- _Written instruction_
Find how many lines hold the word "Livello" and give that number only.
──────
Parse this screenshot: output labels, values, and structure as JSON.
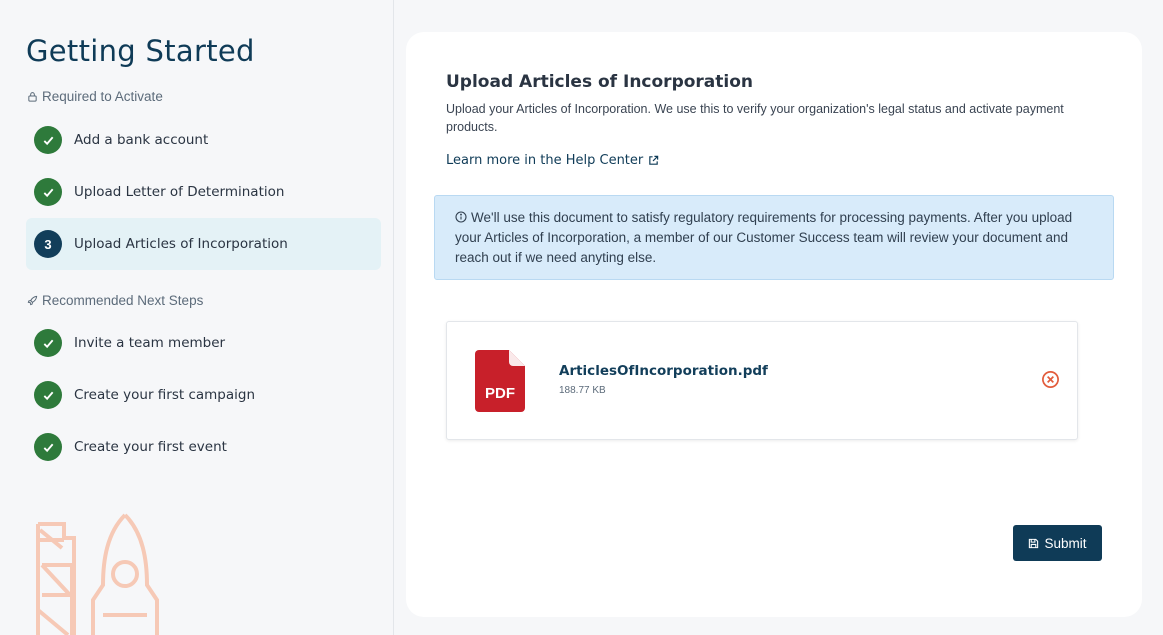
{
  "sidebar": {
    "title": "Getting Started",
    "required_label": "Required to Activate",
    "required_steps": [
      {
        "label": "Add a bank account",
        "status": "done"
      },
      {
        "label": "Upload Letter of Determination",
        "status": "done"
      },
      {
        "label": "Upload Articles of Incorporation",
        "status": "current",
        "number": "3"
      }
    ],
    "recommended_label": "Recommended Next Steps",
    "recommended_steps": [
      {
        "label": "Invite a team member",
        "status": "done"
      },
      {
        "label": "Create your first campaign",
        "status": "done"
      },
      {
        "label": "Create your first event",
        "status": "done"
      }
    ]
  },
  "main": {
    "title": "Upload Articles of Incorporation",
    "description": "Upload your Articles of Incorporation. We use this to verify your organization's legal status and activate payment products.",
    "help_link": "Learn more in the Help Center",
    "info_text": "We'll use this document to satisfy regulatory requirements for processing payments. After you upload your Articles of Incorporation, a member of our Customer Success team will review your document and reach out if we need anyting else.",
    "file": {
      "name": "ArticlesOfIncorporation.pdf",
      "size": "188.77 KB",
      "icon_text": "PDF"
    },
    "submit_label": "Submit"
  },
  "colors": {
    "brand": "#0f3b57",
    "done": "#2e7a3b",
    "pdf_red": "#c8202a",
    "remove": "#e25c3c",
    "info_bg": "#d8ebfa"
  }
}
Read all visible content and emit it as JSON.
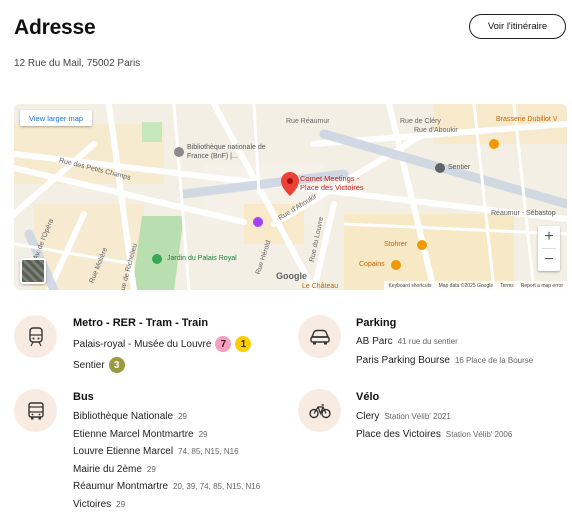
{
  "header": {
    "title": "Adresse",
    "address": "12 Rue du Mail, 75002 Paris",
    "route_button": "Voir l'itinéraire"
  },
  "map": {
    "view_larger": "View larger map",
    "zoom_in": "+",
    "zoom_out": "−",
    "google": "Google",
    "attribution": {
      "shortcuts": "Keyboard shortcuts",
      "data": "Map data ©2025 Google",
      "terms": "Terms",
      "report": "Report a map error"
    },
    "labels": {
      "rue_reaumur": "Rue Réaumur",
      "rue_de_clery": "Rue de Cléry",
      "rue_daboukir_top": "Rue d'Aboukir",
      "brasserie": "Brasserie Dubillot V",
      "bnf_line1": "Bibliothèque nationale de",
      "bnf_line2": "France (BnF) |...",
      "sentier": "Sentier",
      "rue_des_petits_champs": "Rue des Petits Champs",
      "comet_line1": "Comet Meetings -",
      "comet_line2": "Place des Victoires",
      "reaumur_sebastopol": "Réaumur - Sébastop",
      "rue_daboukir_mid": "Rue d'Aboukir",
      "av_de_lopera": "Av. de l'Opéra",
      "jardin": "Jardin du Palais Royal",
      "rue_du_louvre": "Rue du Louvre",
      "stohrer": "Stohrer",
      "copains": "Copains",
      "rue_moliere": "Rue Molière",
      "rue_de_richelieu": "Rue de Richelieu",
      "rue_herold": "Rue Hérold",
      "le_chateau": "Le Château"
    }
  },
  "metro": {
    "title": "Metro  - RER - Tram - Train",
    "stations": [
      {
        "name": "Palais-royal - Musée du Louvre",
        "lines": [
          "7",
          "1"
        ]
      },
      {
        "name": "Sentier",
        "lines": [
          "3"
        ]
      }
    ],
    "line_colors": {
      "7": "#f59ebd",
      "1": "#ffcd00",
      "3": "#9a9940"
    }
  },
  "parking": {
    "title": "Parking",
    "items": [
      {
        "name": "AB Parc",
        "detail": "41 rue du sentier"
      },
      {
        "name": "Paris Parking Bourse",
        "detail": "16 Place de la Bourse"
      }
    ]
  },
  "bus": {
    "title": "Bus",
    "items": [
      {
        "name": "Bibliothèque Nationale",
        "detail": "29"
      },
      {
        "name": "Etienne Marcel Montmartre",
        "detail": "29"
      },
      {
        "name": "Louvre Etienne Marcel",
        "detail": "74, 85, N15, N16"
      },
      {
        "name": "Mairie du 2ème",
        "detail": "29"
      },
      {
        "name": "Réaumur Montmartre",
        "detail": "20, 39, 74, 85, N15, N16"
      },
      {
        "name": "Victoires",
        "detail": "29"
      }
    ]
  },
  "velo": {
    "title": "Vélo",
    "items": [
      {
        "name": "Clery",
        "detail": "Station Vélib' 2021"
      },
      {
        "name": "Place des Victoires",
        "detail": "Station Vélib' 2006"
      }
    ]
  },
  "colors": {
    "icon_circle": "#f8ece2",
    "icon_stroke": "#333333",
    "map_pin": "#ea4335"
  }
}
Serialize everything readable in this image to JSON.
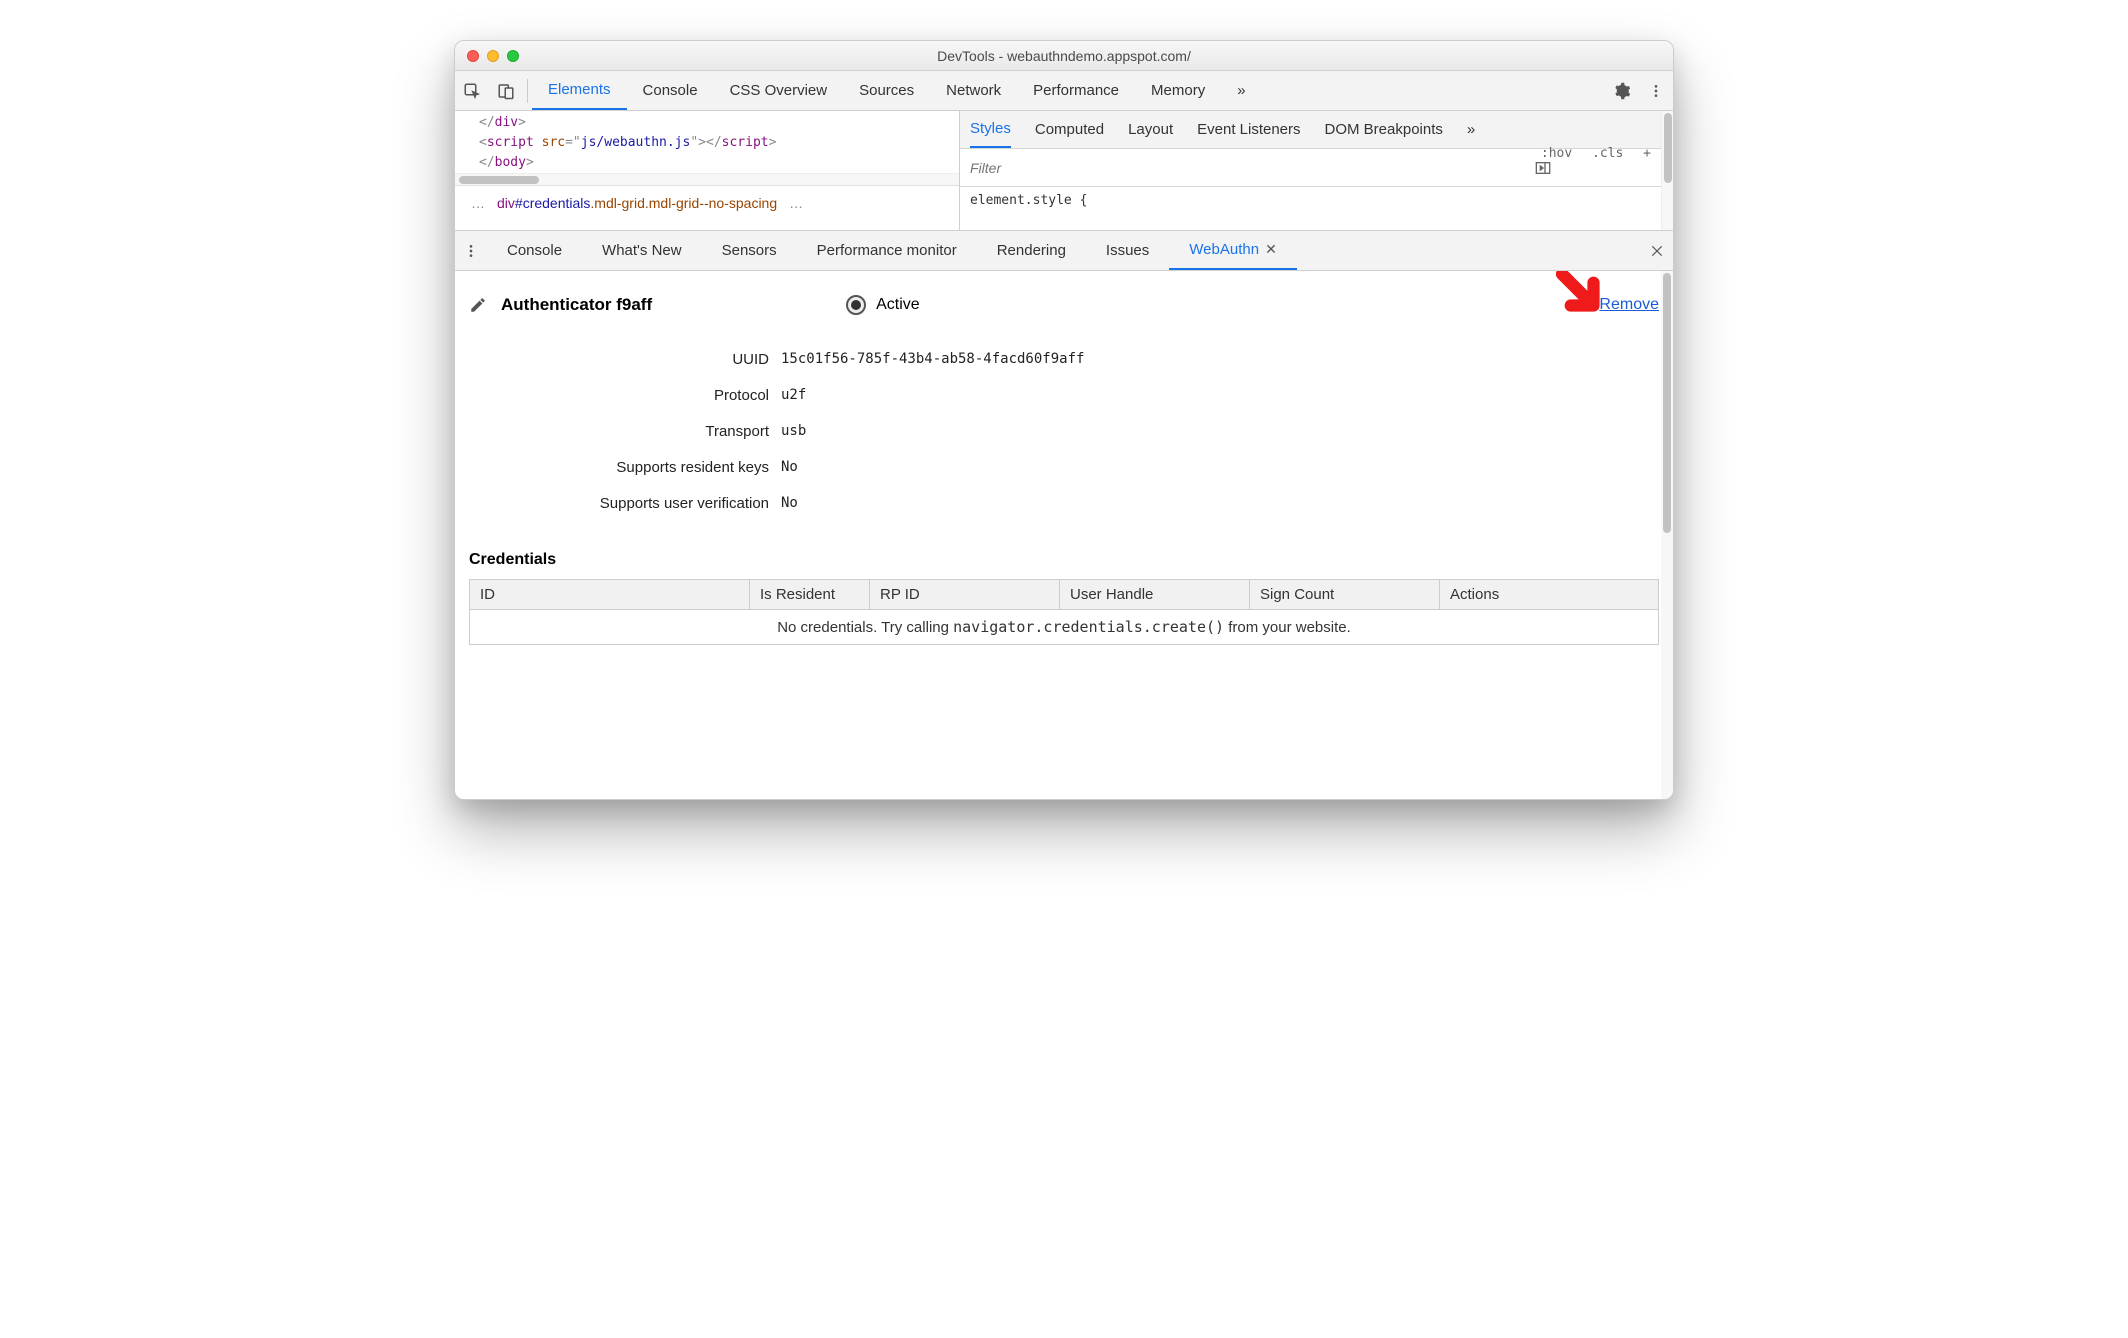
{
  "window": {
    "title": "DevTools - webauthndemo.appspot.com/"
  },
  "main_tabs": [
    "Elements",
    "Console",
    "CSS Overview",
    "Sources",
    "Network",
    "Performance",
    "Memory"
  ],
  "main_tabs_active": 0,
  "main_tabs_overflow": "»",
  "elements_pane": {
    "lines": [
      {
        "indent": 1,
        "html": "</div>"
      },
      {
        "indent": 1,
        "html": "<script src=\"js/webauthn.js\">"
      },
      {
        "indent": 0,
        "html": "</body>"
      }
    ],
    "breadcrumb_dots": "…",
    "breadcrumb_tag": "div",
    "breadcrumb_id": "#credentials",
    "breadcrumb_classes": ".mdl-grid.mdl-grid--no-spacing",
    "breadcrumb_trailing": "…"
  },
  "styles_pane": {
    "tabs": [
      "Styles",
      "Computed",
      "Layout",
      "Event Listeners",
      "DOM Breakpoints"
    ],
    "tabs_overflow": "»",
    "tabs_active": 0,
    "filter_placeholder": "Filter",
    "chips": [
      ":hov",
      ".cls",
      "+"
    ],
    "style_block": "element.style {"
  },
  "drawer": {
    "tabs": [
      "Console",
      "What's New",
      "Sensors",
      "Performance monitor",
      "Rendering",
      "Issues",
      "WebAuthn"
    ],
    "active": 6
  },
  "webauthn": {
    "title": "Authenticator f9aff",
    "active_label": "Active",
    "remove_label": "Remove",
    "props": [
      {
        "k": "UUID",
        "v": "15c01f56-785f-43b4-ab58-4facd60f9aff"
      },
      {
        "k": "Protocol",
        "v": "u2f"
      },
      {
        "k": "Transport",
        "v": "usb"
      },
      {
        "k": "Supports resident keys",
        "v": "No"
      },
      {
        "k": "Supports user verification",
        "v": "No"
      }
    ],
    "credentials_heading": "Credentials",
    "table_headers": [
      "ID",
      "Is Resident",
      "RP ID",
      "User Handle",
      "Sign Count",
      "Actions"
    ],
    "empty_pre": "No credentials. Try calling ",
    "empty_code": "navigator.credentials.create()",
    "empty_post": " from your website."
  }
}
──────
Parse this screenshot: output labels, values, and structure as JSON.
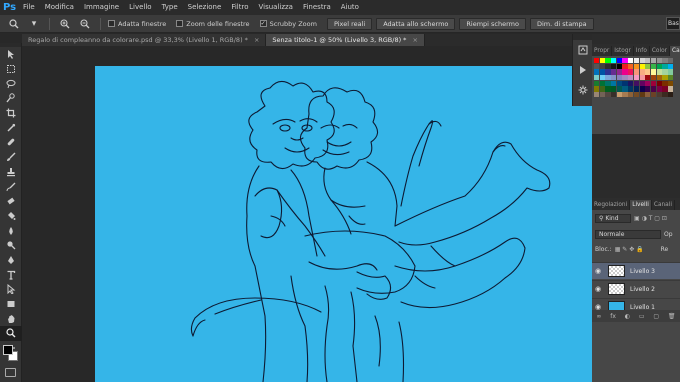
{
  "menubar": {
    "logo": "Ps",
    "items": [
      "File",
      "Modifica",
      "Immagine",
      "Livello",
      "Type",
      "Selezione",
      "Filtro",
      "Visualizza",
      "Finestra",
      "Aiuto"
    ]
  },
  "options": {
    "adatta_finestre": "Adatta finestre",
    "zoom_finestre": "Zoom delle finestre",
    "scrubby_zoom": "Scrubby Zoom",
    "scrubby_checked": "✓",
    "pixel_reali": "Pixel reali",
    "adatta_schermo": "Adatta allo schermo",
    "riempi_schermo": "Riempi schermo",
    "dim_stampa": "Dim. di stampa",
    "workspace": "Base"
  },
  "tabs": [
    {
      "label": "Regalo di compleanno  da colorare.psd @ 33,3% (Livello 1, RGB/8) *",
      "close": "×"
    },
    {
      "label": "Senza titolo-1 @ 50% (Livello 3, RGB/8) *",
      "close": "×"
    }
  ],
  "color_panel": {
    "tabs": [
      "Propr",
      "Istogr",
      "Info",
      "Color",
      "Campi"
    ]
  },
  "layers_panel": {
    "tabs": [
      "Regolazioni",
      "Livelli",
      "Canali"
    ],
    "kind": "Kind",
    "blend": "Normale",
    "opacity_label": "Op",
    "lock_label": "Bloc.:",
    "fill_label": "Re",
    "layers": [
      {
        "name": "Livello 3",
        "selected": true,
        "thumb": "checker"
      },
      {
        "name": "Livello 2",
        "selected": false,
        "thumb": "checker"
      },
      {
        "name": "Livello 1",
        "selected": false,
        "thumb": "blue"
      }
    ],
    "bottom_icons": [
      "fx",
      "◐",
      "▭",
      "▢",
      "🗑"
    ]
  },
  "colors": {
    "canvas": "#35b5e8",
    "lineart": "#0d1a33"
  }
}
──────
- _Solution_
6